[EXERCISES TO COMPLETE]
(a) In the tributes to Jane Marcus, what two things does Lauren Elkin say Marcus taught her?
(b) Output the passage from the tributes to Jane Marcus, starting with "Jane Marcus: 1938-2015" and going on through "will miss you, Jane.".
(c) List everyone who contributed a tribute to the tributes to Jane Marcus.

[DOCUMENT EXTRACT]

Jane Marcus: 1938-2015

From Jean Mills:

She was a giant upon whose shoulders we all stand. Jane Marcus asked the important questions. Go back. Re-read her. All of it. There are gems to be mined there that will guide you, test you, frustrate you, but demand that you rethink possible. Her work will remain generative, bold, and meaningful to our own questions and research as we stay up late reading and writing forgetful of the tea kettle on the stove …but somehow certain that we’re on to something, something that matters.

From Christine Froula:

What very sad news. Jane’s pioneering scholarship and devoted teaching as well as her kindness and generosity have encouraged and inspired countless scholars of Woolf, Elizabeth Robins, feminism, modernism, and much more, and the enduring legacy of her own work will keep her spirit alive. We will miss you, Jane.

From Lauren Elkin:

It’s such a loss I don’t even know what to say, apart from simply that she was my mentor, and she taught me how to read, and how to be fierce. I hope I can live up to that legacy with my own students.

From Jan McVicker:

This is very sad news. Jane Marcus was a passionate thinker and her generosity was legend. I imagine there will be a tribute to her memory and legacy at the upcoming conference? I would be willing to help. Condolences to those who knew her well and to her family.

[RECORDS]
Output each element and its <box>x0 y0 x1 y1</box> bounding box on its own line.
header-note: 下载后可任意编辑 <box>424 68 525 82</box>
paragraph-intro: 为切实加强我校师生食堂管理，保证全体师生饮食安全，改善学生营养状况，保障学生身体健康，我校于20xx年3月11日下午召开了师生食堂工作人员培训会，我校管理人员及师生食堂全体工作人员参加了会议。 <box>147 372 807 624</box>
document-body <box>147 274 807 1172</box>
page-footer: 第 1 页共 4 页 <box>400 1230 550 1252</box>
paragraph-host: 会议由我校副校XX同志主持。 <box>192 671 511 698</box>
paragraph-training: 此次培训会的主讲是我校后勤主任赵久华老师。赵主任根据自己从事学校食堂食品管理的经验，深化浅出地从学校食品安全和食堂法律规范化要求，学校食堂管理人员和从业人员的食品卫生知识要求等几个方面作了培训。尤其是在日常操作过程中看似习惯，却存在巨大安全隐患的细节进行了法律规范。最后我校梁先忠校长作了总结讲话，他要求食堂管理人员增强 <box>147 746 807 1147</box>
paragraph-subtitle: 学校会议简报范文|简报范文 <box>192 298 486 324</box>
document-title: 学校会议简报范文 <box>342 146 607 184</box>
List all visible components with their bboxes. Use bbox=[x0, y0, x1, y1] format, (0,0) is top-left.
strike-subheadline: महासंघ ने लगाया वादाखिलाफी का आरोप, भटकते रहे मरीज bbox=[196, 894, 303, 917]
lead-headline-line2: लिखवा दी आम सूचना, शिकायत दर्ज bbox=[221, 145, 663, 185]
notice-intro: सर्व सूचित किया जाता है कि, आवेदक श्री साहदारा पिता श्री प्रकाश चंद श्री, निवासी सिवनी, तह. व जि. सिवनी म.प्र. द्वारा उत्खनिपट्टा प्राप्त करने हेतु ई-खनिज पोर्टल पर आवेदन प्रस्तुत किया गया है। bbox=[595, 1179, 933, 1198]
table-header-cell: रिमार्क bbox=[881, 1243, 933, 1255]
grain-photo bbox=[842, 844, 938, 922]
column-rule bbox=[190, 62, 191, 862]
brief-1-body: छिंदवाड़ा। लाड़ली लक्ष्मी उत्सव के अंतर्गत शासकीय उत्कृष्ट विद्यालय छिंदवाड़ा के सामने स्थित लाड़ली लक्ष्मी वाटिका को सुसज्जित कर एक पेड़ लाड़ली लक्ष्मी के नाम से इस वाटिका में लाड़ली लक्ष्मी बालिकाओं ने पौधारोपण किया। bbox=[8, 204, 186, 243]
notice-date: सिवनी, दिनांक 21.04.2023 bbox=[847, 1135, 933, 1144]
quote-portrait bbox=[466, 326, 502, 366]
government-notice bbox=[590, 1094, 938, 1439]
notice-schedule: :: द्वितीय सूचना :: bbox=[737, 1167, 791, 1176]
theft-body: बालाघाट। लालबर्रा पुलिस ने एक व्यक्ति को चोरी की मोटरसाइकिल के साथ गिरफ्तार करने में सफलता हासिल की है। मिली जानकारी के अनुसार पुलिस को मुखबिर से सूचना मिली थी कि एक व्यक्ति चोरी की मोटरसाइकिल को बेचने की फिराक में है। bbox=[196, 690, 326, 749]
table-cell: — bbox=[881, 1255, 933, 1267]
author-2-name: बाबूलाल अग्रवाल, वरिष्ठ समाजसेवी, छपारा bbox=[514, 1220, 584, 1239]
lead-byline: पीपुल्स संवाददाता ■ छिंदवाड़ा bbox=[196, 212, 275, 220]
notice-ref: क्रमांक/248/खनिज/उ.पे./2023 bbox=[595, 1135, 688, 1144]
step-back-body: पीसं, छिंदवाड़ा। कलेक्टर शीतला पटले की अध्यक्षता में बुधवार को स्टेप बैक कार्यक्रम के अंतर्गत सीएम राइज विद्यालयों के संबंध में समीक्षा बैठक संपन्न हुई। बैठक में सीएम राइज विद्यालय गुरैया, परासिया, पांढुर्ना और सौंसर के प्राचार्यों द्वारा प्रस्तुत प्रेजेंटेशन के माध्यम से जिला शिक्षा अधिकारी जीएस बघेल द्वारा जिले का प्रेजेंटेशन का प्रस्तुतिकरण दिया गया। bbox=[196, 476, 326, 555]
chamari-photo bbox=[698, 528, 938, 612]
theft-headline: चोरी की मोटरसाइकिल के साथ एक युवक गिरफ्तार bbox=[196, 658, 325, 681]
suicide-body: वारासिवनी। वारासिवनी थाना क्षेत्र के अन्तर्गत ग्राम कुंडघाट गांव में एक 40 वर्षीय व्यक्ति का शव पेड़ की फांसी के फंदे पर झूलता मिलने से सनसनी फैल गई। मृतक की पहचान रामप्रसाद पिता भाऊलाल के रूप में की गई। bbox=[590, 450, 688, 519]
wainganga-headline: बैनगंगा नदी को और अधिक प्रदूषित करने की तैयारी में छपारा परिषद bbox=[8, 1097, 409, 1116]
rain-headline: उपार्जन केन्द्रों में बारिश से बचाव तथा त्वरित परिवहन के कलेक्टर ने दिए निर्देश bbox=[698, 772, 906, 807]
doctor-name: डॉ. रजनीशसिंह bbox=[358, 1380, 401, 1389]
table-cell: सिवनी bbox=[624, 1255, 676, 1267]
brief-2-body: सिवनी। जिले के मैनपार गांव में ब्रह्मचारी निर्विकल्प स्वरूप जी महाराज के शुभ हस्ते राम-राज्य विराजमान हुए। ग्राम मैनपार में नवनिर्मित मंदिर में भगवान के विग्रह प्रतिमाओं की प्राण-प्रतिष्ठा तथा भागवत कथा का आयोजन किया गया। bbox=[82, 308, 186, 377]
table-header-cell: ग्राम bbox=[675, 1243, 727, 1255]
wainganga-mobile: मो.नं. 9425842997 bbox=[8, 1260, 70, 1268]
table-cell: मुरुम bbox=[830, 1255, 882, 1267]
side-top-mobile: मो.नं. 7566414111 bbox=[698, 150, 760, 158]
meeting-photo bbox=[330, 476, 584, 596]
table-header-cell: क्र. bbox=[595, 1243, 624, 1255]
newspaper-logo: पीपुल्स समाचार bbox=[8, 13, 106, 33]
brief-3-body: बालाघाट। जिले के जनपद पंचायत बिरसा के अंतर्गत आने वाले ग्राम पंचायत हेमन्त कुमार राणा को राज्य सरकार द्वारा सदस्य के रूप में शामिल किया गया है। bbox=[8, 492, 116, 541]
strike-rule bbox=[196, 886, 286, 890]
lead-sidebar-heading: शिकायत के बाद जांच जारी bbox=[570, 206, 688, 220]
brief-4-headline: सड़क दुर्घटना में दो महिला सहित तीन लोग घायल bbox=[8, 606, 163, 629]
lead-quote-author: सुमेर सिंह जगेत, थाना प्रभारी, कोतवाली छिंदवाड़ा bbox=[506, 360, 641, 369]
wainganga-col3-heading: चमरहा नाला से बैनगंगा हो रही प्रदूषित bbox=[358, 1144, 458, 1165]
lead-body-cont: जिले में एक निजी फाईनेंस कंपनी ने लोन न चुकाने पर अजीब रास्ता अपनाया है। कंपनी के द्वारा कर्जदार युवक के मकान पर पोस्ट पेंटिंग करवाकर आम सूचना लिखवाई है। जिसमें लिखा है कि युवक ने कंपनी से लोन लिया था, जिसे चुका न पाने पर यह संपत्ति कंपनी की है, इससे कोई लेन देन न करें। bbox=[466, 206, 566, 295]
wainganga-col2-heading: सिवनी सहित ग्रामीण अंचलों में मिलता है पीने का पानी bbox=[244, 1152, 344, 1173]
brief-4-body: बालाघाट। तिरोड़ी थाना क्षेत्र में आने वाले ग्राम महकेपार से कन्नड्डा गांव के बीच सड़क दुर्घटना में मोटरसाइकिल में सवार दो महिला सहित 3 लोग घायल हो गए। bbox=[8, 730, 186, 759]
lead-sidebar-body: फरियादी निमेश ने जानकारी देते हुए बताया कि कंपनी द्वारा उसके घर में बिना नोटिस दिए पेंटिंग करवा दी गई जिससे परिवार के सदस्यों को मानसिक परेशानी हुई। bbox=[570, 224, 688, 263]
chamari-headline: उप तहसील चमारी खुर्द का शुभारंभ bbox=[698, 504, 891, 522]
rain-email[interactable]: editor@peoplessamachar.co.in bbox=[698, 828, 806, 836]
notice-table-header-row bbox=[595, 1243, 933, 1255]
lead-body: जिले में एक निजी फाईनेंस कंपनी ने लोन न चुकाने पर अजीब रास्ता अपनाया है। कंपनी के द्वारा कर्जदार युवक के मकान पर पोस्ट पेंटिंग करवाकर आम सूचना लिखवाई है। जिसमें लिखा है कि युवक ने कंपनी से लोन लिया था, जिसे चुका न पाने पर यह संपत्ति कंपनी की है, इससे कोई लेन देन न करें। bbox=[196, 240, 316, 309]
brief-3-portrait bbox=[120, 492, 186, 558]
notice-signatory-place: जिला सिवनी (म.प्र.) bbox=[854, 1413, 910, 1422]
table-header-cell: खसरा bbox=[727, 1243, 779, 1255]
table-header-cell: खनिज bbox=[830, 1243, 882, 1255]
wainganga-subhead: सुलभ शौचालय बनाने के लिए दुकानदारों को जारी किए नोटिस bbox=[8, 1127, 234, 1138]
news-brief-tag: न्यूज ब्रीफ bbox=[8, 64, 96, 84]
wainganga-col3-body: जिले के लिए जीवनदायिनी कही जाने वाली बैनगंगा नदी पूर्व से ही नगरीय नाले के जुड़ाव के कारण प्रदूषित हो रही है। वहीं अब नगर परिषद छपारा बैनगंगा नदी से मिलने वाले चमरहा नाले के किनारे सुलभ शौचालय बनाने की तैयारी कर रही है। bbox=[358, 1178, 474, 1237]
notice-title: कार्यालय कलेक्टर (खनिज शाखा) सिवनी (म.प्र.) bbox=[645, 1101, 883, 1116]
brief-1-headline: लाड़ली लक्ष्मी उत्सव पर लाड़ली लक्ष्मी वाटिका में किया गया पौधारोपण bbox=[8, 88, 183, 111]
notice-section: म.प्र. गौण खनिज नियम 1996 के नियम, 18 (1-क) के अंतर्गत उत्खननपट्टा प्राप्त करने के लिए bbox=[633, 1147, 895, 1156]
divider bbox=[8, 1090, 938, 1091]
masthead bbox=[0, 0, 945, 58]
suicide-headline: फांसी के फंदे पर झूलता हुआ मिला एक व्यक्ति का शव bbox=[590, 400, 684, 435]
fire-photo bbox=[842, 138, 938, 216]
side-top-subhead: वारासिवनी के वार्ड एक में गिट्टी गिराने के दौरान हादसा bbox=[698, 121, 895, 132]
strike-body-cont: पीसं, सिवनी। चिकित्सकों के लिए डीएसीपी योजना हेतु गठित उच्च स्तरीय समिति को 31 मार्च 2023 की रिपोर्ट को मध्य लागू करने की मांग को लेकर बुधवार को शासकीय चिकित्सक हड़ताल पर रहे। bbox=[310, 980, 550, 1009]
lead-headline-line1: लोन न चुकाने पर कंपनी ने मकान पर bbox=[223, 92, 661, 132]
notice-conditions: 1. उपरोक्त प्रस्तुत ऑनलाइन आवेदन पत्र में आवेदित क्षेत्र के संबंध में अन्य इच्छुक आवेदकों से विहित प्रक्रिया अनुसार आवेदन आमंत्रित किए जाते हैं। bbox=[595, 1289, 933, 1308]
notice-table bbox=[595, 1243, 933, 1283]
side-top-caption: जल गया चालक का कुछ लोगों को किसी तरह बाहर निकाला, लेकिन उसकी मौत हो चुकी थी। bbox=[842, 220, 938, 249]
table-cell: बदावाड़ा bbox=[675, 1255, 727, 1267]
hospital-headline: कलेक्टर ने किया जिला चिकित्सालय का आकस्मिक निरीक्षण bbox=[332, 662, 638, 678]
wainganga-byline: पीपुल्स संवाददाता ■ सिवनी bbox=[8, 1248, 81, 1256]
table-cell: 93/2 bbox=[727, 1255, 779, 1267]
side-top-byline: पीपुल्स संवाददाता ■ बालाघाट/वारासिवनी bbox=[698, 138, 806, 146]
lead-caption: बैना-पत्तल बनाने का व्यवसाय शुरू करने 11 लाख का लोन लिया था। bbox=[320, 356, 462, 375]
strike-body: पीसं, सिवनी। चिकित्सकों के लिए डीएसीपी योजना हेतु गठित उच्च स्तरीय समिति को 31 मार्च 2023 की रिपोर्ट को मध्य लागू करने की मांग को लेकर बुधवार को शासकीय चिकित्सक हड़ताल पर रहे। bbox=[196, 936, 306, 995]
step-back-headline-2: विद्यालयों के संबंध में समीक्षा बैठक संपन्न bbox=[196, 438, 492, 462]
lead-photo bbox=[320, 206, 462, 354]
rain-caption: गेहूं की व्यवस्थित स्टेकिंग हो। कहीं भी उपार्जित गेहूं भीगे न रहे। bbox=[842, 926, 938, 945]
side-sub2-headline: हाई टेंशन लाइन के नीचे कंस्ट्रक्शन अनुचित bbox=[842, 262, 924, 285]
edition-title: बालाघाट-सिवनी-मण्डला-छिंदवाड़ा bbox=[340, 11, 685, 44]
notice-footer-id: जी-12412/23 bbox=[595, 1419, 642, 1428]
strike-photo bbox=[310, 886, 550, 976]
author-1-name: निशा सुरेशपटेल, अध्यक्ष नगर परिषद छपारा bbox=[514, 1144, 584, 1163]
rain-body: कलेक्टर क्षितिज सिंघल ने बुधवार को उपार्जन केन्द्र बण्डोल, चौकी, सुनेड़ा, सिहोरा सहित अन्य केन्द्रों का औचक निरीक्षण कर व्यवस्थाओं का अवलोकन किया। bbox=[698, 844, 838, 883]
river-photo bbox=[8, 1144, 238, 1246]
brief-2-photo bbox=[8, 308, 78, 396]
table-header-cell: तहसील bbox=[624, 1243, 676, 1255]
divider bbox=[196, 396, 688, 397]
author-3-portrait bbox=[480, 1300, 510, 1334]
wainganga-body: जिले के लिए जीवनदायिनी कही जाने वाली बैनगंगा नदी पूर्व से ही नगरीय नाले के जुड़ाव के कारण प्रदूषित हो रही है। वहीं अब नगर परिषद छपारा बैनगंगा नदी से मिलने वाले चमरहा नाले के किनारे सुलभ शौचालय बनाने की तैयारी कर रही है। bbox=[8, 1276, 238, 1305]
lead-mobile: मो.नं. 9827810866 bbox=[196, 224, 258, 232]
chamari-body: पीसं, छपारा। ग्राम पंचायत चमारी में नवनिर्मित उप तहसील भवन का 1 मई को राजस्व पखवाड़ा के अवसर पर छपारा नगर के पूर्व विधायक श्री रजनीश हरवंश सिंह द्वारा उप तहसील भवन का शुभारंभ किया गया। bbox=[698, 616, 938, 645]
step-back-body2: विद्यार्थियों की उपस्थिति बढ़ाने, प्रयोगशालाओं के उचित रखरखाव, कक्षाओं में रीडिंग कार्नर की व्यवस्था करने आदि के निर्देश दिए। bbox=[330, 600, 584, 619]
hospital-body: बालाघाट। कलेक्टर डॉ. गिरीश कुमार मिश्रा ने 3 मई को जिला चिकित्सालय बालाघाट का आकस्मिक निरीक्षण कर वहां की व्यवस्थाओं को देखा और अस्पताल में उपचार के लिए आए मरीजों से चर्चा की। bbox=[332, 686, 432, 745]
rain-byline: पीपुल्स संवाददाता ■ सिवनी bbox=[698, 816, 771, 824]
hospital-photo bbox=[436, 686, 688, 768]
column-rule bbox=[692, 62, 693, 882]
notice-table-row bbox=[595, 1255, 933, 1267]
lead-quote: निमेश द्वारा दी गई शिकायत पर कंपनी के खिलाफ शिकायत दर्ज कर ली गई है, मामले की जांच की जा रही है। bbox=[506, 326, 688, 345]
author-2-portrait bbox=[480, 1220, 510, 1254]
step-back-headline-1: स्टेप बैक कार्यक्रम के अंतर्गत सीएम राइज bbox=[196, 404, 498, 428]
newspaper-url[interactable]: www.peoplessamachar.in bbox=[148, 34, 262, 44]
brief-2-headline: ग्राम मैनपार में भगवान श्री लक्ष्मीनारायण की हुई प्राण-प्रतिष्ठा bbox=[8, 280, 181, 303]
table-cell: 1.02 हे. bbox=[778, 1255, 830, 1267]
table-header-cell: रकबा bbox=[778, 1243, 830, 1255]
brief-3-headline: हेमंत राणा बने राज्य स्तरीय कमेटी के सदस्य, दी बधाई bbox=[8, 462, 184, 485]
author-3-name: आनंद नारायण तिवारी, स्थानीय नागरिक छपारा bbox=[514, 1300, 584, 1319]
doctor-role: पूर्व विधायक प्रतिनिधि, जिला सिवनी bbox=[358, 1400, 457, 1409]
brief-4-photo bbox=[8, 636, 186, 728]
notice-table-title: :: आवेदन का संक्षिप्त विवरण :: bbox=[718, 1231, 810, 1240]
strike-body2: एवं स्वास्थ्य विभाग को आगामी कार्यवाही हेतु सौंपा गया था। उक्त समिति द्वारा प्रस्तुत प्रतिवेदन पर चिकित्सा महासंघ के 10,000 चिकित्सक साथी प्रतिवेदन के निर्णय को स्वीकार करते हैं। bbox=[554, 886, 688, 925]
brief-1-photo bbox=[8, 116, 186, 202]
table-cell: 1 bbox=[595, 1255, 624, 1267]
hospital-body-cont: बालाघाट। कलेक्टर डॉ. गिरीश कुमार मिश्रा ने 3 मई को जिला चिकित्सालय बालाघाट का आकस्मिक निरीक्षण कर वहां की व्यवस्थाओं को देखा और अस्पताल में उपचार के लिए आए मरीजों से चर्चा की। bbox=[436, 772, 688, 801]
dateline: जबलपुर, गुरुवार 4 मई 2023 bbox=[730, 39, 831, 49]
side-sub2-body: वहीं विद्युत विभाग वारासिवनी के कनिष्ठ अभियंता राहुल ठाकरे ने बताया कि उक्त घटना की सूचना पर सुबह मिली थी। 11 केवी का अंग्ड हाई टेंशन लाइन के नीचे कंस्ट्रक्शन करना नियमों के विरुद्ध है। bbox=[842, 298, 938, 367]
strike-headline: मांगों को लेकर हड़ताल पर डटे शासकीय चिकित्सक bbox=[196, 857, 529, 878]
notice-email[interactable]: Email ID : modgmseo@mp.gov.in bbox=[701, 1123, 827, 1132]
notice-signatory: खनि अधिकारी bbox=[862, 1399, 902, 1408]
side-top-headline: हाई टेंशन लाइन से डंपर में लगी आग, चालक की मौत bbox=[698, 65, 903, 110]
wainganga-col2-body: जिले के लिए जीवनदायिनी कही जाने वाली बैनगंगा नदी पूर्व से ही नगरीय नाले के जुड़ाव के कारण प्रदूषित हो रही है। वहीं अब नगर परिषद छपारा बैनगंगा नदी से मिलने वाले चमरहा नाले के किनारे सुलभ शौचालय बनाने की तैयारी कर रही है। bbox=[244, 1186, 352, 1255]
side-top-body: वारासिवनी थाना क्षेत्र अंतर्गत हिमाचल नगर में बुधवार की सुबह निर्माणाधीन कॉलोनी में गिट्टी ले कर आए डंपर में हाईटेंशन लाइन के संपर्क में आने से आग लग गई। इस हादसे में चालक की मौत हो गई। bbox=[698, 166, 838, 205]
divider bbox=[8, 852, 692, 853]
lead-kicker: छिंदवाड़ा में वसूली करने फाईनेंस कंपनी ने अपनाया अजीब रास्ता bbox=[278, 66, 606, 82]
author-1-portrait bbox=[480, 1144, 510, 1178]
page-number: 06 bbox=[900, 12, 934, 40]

[EXPECTED OUTPUTS]
(a) She taught Elkin how to read and how to be fierce.

(b)
Jane Marcus: 1938-2015

From Jean Mills:

She was a giant upon whose shoulders we all stand. Jane Marcus asked the important questions. Go back. Re-read her. All of it. There are gems to be mined there that will guide you, test you, frustrate you, but demand that you rethink possible. Her work will remain generative, bold, and meaningful to our own questions and research as we stay up late reading and writing forgetful of the tea kettle on the stove …but somehow certain that we’re on to something, something that matters.

From Christine Froula:

What very sad news. Jane’s pioneering scholarship and devoted teaching as well as her kindness and generosity have encouraged and inspired countless scholars of Woolf, Elizabeth Robins, feminism, modernism, and much more, and the enduring legacy of her own work will keep her spirit alive. We will miss you, Jane.

(c) Jean Mills, Christine Froula, Lauren Elkin, Jan McVicker